## Set task
Format the lines from the one containing "Patent image size: (931, 952)." through the one containing "The sprockets 29 is at (491, 537).", both included, as a JSON list of strings with one string per line, omitting blank lines.

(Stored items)
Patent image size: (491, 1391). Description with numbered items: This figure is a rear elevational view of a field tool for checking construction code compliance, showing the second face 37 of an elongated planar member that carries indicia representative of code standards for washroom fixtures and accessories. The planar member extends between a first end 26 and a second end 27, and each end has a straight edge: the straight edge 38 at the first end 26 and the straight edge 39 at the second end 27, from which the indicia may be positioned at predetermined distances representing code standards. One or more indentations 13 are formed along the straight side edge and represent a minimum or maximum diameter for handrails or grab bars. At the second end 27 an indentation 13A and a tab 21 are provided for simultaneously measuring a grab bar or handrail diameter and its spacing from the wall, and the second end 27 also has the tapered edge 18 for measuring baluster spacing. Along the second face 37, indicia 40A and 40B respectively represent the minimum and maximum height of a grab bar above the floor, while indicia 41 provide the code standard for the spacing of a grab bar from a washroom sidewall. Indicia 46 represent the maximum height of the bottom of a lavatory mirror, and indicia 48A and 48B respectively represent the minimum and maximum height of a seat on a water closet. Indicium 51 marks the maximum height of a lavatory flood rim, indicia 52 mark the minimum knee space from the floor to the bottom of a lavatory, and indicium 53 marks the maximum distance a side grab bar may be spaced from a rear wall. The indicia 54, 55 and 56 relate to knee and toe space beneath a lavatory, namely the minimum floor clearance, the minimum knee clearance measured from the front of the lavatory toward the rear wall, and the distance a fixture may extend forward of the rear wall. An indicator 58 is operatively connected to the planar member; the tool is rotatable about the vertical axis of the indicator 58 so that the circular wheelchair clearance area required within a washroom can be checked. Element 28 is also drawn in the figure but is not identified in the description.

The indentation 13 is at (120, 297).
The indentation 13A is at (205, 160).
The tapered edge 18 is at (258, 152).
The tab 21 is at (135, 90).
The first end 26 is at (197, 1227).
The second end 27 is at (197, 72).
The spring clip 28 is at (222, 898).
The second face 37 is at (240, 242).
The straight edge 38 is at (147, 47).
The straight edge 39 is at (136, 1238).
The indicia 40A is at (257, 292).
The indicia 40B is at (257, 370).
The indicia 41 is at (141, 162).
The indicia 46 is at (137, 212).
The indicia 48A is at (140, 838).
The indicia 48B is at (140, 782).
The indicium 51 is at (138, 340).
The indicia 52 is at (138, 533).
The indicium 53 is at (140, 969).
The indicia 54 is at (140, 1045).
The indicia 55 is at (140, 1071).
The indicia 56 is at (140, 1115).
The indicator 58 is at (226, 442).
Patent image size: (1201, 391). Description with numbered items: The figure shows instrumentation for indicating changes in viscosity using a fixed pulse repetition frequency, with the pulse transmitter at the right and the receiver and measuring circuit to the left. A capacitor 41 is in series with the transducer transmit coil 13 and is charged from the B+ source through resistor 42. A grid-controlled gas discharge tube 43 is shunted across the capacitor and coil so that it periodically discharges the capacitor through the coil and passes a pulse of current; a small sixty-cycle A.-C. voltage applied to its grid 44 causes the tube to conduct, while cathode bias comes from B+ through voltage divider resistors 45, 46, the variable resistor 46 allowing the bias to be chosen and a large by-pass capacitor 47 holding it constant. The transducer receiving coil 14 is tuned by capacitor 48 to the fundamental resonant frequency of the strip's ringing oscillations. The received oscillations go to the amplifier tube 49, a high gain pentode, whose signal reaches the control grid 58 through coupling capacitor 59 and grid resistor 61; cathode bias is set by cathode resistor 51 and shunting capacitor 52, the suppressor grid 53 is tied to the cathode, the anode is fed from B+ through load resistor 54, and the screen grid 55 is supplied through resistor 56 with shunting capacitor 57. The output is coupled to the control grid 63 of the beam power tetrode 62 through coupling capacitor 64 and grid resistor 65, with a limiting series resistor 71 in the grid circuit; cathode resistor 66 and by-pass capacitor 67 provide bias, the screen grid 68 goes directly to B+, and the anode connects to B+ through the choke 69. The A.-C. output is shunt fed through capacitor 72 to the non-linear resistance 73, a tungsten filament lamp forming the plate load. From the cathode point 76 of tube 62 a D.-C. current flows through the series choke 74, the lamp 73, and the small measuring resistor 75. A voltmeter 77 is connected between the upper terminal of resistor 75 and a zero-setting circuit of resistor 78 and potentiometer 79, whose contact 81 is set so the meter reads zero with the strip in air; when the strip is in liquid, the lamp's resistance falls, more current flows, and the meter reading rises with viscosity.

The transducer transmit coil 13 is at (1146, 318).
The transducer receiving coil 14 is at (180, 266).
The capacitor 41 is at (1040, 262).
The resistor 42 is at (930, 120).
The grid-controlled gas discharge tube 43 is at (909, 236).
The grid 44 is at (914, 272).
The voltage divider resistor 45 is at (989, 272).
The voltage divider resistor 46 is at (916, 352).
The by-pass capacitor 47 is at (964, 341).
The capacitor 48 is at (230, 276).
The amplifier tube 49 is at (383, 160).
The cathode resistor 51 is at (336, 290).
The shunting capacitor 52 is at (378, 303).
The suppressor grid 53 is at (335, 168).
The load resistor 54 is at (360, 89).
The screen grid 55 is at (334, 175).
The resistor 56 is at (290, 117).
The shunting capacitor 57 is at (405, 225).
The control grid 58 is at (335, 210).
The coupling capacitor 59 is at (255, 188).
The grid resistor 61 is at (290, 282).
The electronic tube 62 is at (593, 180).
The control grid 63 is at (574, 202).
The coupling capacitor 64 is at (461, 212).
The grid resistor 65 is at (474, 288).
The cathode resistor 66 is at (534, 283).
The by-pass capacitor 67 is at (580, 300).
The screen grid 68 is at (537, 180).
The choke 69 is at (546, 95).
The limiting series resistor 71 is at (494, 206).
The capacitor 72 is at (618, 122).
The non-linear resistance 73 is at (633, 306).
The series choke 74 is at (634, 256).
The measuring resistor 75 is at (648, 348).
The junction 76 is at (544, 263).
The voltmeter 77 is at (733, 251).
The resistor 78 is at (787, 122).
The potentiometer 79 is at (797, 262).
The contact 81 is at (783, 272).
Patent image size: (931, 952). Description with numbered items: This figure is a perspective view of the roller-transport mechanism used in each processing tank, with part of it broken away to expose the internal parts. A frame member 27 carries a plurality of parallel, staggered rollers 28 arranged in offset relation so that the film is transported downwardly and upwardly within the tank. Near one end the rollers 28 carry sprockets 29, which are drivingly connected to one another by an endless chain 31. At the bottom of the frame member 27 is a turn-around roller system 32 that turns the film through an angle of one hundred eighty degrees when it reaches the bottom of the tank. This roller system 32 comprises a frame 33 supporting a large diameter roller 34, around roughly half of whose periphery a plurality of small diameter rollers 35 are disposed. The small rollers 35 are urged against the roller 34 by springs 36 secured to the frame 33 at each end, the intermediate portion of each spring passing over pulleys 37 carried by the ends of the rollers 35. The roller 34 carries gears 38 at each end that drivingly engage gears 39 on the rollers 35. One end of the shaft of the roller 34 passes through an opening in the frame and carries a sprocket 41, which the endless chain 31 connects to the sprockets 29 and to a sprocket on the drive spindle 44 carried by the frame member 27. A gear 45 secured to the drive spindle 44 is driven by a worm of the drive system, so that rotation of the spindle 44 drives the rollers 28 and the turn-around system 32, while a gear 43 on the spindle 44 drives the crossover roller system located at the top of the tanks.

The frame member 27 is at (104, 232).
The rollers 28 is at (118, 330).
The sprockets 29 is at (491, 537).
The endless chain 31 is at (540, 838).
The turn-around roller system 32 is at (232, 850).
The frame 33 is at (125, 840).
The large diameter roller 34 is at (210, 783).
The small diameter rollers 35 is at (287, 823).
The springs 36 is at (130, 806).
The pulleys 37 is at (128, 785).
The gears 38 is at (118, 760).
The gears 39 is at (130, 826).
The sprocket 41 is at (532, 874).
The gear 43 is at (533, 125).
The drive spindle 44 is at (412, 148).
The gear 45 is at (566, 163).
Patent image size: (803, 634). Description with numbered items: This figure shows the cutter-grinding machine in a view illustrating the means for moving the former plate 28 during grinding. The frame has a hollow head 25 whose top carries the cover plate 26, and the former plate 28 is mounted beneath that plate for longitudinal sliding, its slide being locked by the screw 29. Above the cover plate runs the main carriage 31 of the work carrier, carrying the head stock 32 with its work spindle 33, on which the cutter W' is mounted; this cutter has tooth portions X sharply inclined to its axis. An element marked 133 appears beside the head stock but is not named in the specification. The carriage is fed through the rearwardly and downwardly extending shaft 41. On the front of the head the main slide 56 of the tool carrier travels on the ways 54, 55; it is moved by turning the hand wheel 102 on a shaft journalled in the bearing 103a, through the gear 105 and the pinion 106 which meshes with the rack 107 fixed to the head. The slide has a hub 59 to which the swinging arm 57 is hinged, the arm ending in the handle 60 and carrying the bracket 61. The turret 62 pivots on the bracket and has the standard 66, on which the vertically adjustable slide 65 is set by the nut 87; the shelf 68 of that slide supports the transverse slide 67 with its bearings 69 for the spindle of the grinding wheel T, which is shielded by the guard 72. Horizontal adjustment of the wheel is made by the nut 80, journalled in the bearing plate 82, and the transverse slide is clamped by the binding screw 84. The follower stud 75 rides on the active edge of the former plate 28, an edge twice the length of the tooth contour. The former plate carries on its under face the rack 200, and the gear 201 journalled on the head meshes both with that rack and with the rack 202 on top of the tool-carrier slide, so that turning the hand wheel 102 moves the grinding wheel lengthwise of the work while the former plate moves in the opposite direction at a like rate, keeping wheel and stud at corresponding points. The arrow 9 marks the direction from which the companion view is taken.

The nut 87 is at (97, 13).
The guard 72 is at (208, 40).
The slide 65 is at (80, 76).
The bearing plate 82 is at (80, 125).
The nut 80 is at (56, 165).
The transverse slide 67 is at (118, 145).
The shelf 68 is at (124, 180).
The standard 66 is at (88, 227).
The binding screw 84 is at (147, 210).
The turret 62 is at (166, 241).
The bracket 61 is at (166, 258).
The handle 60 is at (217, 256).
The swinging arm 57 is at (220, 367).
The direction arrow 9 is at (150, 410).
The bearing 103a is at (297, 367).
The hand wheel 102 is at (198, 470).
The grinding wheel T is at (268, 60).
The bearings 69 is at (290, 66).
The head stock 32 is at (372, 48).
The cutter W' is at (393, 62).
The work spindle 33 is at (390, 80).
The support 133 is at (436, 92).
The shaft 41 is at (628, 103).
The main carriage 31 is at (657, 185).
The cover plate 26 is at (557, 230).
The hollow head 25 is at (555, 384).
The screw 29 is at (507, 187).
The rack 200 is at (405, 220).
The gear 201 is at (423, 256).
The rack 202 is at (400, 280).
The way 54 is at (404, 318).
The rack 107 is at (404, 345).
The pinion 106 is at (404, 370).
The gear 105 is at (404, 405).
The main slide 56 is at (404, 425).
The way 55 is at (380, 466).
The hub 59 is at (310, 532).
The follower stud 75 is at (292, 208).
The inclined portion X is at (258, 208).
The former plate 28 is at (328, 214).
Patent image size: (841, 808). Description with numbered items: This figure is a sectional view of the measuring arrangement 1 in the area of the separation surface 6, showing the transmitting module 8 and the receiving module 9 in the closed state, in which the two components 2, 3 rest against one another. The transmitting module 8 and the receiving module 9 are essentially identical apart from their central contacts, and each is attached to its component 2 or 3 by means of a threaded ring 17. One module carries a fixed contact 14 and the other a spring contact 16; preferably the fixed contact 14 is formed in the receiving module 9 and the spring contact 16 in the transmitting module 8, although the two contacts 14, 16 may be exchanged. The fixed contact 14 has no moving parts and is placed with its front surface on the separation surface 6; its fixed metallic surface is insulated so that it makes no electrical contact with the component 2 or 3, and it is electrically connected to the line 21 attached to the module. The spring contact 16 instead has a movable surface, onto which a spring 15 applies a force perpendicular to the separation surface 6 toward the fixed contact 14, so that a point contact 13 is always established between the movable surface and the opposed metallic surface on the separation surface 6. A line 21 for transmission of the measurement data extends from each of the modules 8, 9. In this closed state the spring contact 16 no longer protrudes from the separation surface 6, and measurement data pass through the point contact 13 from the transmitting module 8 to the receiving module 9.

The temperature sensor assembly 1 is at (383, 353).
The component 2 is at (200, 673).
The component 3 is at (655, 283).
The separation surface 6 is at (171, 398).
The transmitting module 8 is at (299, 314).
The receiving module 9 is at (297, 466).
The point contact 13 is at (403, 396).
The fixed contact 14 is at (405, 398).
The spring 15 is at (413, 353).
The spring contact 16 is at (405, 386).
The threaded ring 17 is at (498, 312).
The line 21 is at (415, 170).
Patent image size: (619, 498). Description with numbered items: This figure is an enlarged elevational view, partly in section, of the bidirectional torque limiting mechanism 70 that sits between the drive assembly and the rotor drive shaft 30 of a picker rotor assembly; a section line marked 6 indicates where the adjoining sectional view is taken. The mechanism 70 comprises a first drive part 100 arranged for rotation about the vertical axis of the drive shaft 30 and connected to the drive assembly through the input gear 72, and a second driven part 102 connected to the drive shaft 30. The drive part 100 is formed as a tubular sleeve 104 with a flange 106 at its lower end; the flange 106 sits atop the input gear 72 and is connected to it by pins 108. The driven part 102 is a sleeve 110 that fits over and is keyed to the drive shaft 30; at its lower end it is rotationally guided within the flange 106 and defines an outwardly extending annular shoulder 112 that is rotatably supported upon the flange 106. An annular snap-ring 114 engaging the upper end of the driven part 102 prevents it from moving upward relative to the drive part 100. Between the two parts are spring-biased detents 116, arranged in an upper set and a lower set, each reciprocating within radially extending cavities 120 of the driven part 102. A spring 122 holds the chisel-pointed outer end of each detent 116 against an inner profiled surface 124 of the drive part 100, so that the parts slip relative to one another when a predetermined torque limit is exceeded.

## Answer to the task
[
  "Patent image size: (931, 952). Description with numbered items: This figure is a perspective view of the roller-transport mechanism used in each processing tank, with part of it broken away to expose the internal parts. A frame member 27 carries a plurality of parallel, staggered rollers 28 arranged in offset relation so that the film is transported downwardly and upwardly within the tank. Near one end the rollers 28 carry sprockets 29, which are drivingly connected to one another by an endless chain 31. At the bottom of the frame member 27 is a turn-around roller system 32 that turns the film through an angle of one hundred eighty degrees when it reaches the bottom of the tank. This roller system 32 comprises a frame 33 supporting a large diameter roller 34, around roughly half of whose periphery a plurality of small diameter rollers 35 are disposed. The small rollers 35 are urged against the roller 34 by springs 36 secured to the frame 33 at each end, the intermediate portion of each spring passing over pulleys 37 carried by the ends of the rollers 35. The roller 34 carries gears 38 at each end that drivingly engage gears 39 on the rollers 35. One end of the shaft of the roller 34 passes through an opening in the frame and carries a sprocket 41, which the endless chain 31 connects to the sprockets 29 and to a sprocket on the drive spindle 44 carried by the frame member 27. A gear 45 secured to the drive spindle 44 is driven by a worm of the drive system, so that rotation of the spindle 44 drives the rollers 28 and the turn-around system 32, while a gear 43 on the spindle 44 drives the crossover roller system located at the top of the tanks.",
  "The frame member 27 is at (104, 232).",
  "The rollers 28 is at (118, 330).",
  "The sprockets 29 is at (491, 537)."
]